▸ **PROBLEM TO WORK ON**
Write the data below out exactly as it stands. Do not include the pictures.

------ DATA TO PROCESS ------

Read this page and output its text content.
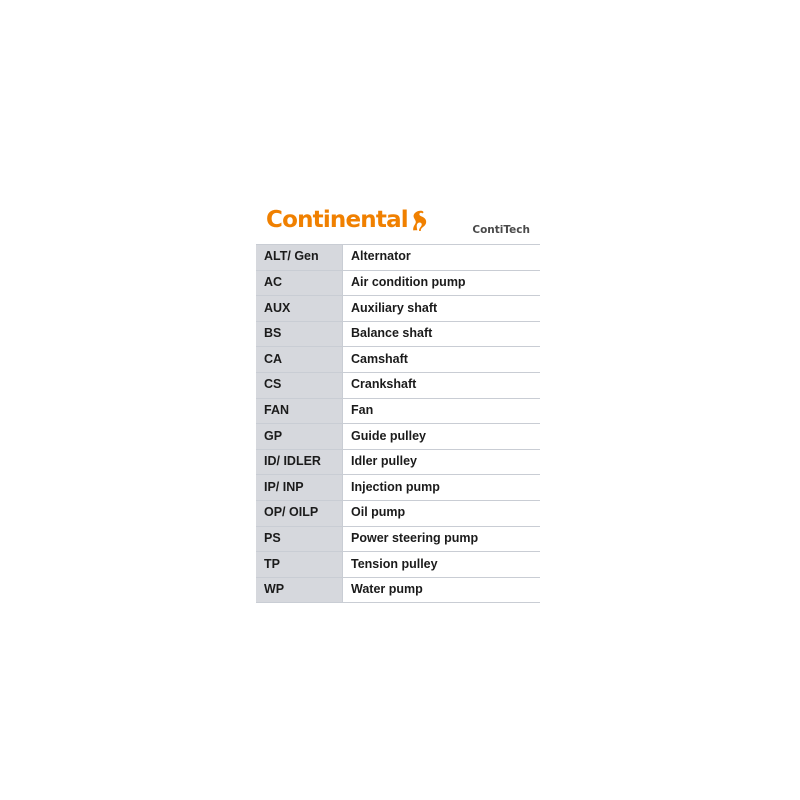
Continental	ContiTech
ALT/ Gen	Alternator
AC	Air condition pump
AUX	Auxiliary shaft
BS	Balance shaft
CA	Camshaft
CS	Crankshaft
FAN	Fan
GP	Guide pulley
ID/ IDLER	Idler pulley
IP/ INP	Injection pump
OP/ OILP	Oil pump
PS	Power steering pump
TP	Tension pulley
WP	Water pump
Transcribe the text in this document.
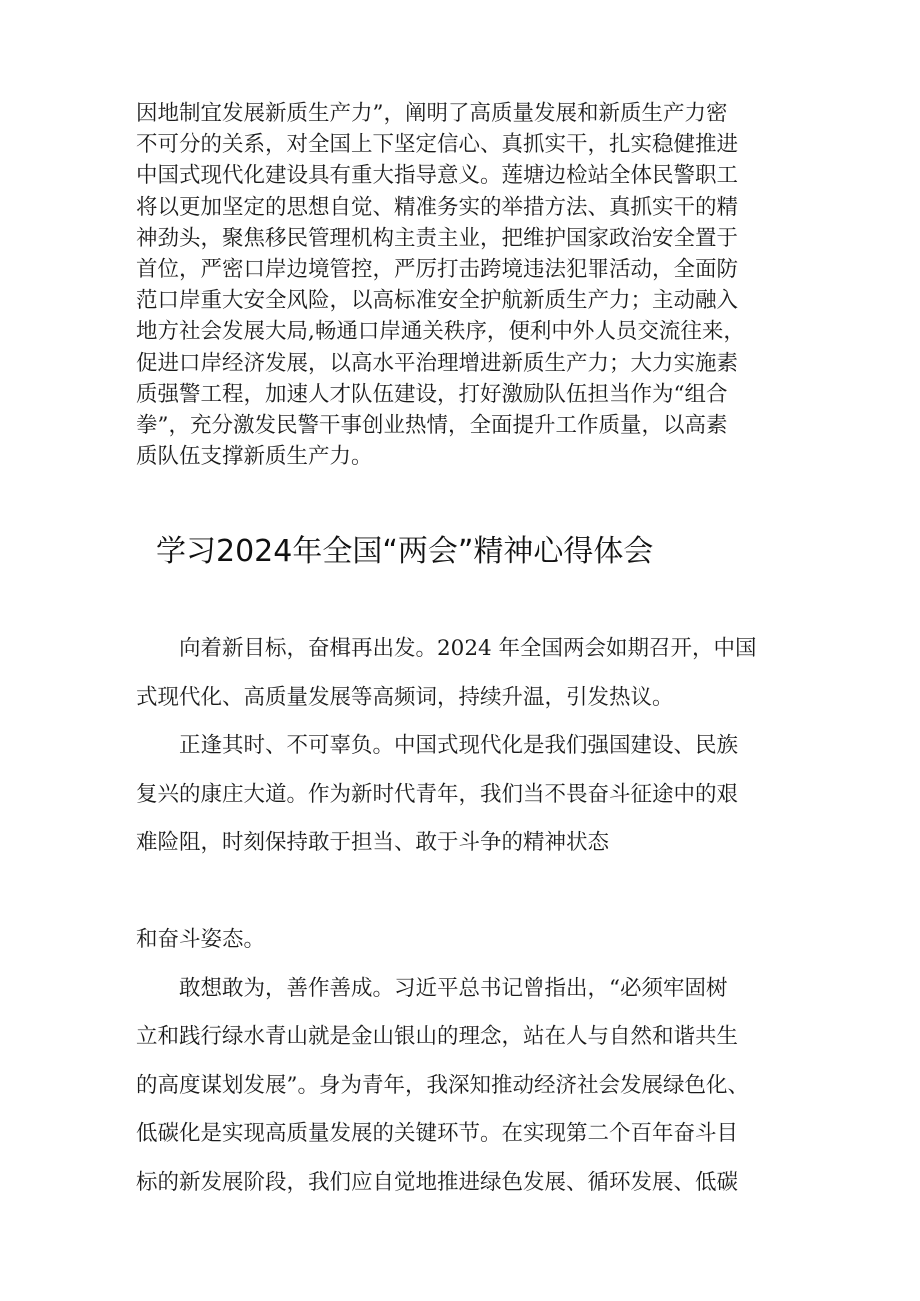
因地制宜发展新质生产力”，阐明了高质量发展和新质生产力密
不可分的关系，对全国上下坚定信心、真抓实干，扎实稳健推进
中国式现代化建设具有重大指导意义。莲塘边检站全体民警职工
将以更加坚定的思想自觉、精准务实的举措方法、真抓实干的精
神劲头，聚焦移民管理机构主责主业，把维护国家政治安全置于
首位，严密口岸边境管控，严厉打击跨境违法犯罪活动，全面防
范口岸重大安全风险，以高标准安全护航新质生产力；主动融入
地方社会发展大局,畅通口岸通关秩序，便利中外人员交流往来，
促进口岸经济发展，以高水平治理增进新质生产力；大力实施素
质强警工程，加速人才队伍建设，打好激励队伍担当作为“组合
拳”，充分激发民警干事创业热情，全面提升工作质量，以高素
质队伍支撑新质生产力。
学习2024年全国“两会”精神心得体会
　　向着新目标，奋楫再出发。2024 年全国两会如期召开，中国
式现代化、高质量发展等高频词，持续升温，引发热议。
　　正逢其时、不可辜负。中国式现代化是我们强国建设、民族
复兴的康庄大道。作为新时代青年，我们当不畏奋斗征途中的艰
难险阻，时刻保持敢于担当、敢于斗争的精神状态
和奋斗姿态。
　　敢想敢为，善作善成。习近平总书记曾指出，“必须牢固树
立和践行绿水青山就是金山银山的理念，站在人与自然和谐共生
的高度谋划发展”。身为青年，我深知推动经济社会发展绿色化、
低碳化是实现高质量发展的关键环节。在实现第二个百年奋斗目
标的新发展阶段，我们应自觉地推进绿色发展、循环发展、低碳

------

▸ **FINISHED TASK**
Read this page and output its text content.
Continental	ContiTech
ALT/ Gen	Alternator
AC	Air condition pump
AUX	Auxiliary shaft
BS	Balance shaft
CA	Camshaft
CS	Crankshaft
FAN	Fan
GP	Guide pulley
ID/ IDLER	Idler pulley
IP/ INP	Injection pump
OP/ OILP	Oil pump
PS	Power steering pump
TP	Tension pulley
WP	Water pump
Transcribe the text in this document.
因地制宜发展新质生产力”，阐明了高质量发展和新质生产力密
不可分的关系，对全国上下坚定信心、真抓实干，扎实稳健推进
中国式现代化建设具有重大指导意义。莲塘边检站全体民警职工
将以更加坚定的思想自觉、精准务实的举措方法、真抓实干的精
神劲头，聚焦移民管理机构主责主业，把维护国家政治安全置于
首位，严密口岸边境管控，严厉打击跨境违法犯罪活动，全面防
范口岸重大安全风险，以高标准安全护航新质生产力；主动融入
地方社会发展大局,畅通口岸通关秩序，便利中外人员交流往来，
促进口岸经济发展，以高水平治理增进新质生产力；大力实施素
质强警工程，加速人才队伍建设，打好激励队伍担当作为“组合
拳”，充分激发民警干事创业热情，全面提升工作质量，以高素
质队伍支撑新质生产力。
学习2024年全国“两会”精神心得体会
　　向着新目标，奋楫再出发。2024 年全国两会如期召开，中国
式现代化、高质量发展等高频词，持续升温，引发热议。
　　正逢其时、不可辜负。中国式现代化是我们强国建设、民族
复兴的康庄大道。作为新时代青年，我们当不畏奋斗征途中的艰
难险阻，时刻保持敢于担当、敢于斗争的精神状态
和奋斗姿态。
　　敢想敢为，善作善成。习近平总书记曾指出，“必须牢固树
立和践行绿水青山就是金山银山的理念，站在人与自然和谐共生
的高度谋划发展”。身为青年，我深知推动经济社会发展绿色化、
低碳化是实现高质量发展的关键环节。在实现第二个百年奋斗目
标的新发展阶段，我们应自觉地推进绿色发展、循环发展、低碳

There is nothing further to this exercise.